Rewrite all the material below, changing every "x-tick-label" to "axis-label" and leaving everything else unchanged.

_Input records:_
──────────────────────────────

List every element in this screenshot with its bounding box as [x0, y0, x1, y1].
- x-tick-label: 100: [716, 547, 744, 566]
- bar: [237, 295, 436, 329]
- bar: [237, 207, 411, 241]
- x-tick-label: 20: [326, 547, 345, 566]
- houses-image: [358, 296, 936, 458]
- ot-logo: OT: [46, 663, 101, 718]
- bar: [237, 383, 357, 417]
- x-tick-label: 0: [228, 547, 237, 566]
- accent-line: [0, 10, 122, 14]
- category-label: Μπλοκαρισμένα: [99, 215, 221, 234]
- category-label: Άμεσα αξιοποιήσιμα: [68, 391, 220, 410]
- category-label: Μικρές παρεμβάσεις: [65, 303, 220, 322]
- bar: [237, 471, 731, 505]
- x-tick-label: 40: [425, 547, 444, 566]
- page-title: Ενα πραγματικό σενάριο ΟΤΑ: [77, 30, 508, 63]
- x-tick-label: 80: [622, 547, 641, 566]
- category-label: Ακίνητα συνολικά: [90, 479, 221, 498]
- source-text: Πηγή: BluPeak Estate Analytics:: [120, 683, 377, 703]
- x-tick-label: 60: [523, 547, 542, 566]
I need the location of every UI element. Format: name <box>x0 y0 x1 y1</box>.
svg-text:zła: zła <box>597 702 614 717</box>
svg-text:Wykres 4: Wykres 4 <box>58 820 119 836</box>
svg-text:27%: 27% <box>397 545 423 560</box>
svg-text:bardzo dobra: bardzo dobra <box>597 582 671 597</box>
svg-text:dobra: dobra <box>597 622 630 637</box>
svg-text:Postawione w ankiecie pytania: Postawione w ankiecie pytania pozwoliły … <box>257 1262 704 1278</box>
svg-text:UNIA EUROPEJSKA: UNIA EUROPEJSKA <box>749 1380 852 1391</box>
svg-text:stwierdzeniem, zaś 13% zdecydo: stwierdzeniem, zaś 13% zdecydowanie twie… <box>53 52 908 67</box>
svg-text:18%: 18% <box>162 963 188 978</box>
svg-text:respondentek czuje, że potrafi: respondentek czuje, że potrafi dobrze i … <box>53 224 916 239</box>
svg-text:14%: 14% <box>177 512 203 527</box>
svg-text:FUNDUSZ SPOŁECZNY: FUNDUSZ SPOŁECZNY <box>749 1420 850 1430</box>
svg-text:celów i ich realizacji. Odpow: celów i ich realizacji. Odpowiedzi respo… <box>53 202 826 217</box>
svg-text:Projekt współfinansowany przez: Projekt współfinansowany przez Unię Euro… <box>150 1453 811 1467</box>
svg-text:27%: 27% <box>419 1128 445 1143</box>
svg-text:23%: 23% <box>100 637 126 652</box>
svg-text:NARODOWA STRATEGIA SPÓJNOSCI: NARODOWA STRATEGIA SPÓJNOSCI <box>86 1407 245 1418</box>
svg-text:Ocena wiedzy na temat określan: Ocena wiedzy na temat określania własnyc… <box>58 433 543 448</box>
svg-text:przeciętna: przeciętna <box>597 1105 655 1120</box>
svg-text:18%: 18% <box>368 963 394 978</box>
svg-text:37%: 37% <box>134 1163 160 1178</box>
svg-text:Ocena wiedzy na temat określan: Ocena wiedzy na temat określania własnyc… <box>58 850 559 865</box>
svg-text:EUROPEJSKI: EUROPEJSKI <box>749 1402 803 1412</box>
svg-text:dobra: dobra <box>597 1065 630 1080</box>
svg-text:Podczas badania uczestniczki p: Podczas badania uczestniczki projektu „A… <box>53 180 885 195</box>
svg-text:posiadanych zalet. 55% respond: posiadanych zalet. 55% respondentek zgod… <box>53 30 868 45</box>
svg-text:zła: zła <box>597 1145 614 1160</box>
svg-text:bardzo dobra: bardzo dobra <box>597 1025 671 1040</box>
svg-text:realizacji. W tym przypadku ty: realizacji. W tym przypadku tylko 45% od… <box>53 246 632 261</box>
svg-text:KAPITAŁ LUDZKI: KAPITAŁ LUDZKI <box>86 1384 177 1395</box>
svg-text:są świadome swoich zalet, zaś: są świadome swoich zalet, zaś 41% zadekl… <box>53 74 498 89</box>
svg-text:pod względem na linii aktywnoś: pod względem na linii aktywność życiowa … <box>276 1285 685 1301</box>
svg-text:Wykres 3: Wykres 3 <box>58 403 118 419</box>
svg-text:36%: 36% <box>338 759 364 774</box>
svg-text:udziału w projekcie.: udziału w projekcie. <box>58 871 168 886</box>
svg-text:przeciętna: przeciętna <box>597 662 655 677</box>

──────────────────────────────

_Output:_
List every element in this screenshot with its bounding box as [x0, y0, x1, y1].
- axis-label: 100: [716, 547, 744, 566]
- bar: [237, 295, 436, 329]
- bar: [237, 207, 411, 241]
- axis-label: 20: [326, 547, 345, 566]
- houses-image: [358, 296, 936, 458]
- ot-logo: OT: [46, 663, 101, 718]
- bar: [237, 383, 357, 417]
- axis-label: 0: [228, 547, 237, 566]
- accent-line: [0, 10, 122, 14]
- category-label: Μπλοκαρισμένα: [99, 215, 221, 234]
- category-label: Άμεσα αξιοποιήσιμα: [68, 391, 220, 410]
- category-label: Μικρές παρεμβάσεις: [65, 303, 220, 322]
- bar: [237, 471, 731, 505]
- axis-label: 40: [425, 547, 444, 566]
- page-title: Ενα πραγματικό σενάριο ΟΤΑ: [77, 30, 508, 63]
- axis-label: 80: [622, 547, 641, 566]
- category-label: Ακίνητα συνολικά: [90, 479, 221, 498]
- source-text: Πηγή: BluPeak Estate Analytics:: [120, 683, 377, 703]
- axis-label: 60: [523, 547, 542, 566]
I need the location of every UI element. Format: name <box>x0 y0 x1 y1</box>.
svg-text:zła: zła <box>597 702 614 717</box>
svg-text:Wykres 4: Wykres 4 <box>58 820 119 836</box>
svg-text:27%: 27% <box>397 545 423 560</box>
svg-text:bardzo dobra: bardzo dobra <box>597 582 671 597</box>
svg-text:dobra: dobra <box>597 622 630 637</box>
svg-text:Postawione w ankiecie pytania: Postawione w ankiecie pytania pozwoliły … <box>257 1262 704 1278</box>
svg-text:UNIA EUROPEJSKA: UNIA EUROPEJSKA <box>749 1380 852 1391</box>
svg-text:stwierdzeniem, zaś 13% zdecydo: stwierdzeniem, zaś 13% zdecydowanie twie… <box>53 52 908 67</box>
svg-text:18%: 18% <box>162 963 188 978</box>
svg-text:respondentek czuje, że potrafi: respondentek czuje, że potrafi dobrze i … <box>53 224 916 239</box>
svg-text:14%: 14% <box>177 512 203 527</box>
svg-text:FUNDUSZ SPOŁECZNY: FUNDUSZ SPOŁECZNY <box>749 1420 850 1430</box>
svg-text:celów i ich realizacji. Odpow: celów i ich realizacji. Odpowiedzi respo… <box>53 202 826 217</box>
svg-text:Projekt współfinansowany przez: Projekt współfinansowany przez Unię Euro… <box>150 1453 811 1467</box>
svg-text:27%: 27% <box>419 1128 445 1143</box>
svg-text:23%: 23% <box>100 637 126 652</box>
svg-text:NARODOWA STRATEGIA SPÓJNOSCI: NARODOWA STRATEGIA SPÓJNOSCI <box>86 1407 245 1418</box>
svg-text:Ocena wiedzy na temat określan: Ocena wiedzy na temat określania własnyc… <box>58 433 543 448</box>
svg-text:przeciętna: przeciętna <box>597 1105 655 1120</box>
svg-text:18%: 18% <box>368 963 394 978</box>
svg-text:37%: 37% <box>134 1163 160 1178</box>
svg-text:Ocena wiedzy na temat określan: Ocena wiedzy na temat określania własnyc… <box>58 850 559 865</box>
svg-text:EUROPEJSKI: EUROPEJSKI <box>749 1402 803 1412</box>
svg-text:dobra: dobra <box>597 1065 630 1080</box>
svg-text:Podczas badania uczestniczki p: Podczas badania uczestniczki projektu „A… <box>53 180 885 195</box>
svg-text:posiadanych zalet. 55% respond: posiadanych zalet. 55% respondentek zgod… <box>53 30 868 45</box>
svg-text:zła: zła <box>597 1145 614 1160</box>
svg-text:bardzo dobra: bardzo dobra <box>597 1025 671 1040</box>
svg-text:realizacji. W tym przypadku ty: realizacji. W tym przypadku tylko 45% od… <box>53 246 632 261</box>
svg-text:KAPITAŁ LUDZKI: KAPITAŁ LUDZKI <box>86 1384 177 1395</box>
svg-text:są świadome swoich zalet, zaś: są świadome swoich zalet, zaś 41% zadekl… <box>53 74 498 89</box>
svg-text:pod względem na linii aktywnoś: pod względem na linii aktywność życiowa … <box>276 1285 685 1301</box>
svg-text:Wykres 3: Wykres 3 <box>58 403 118 419</box>
svg-text:36%: 36% <box>338 759 364 774</box>
svg-text:udziału w projekcie.: udziału w projekcie. <box>58 871 168 886</box>
svg-text:przeciętna: przeciętna <box>597 662 655 677</box>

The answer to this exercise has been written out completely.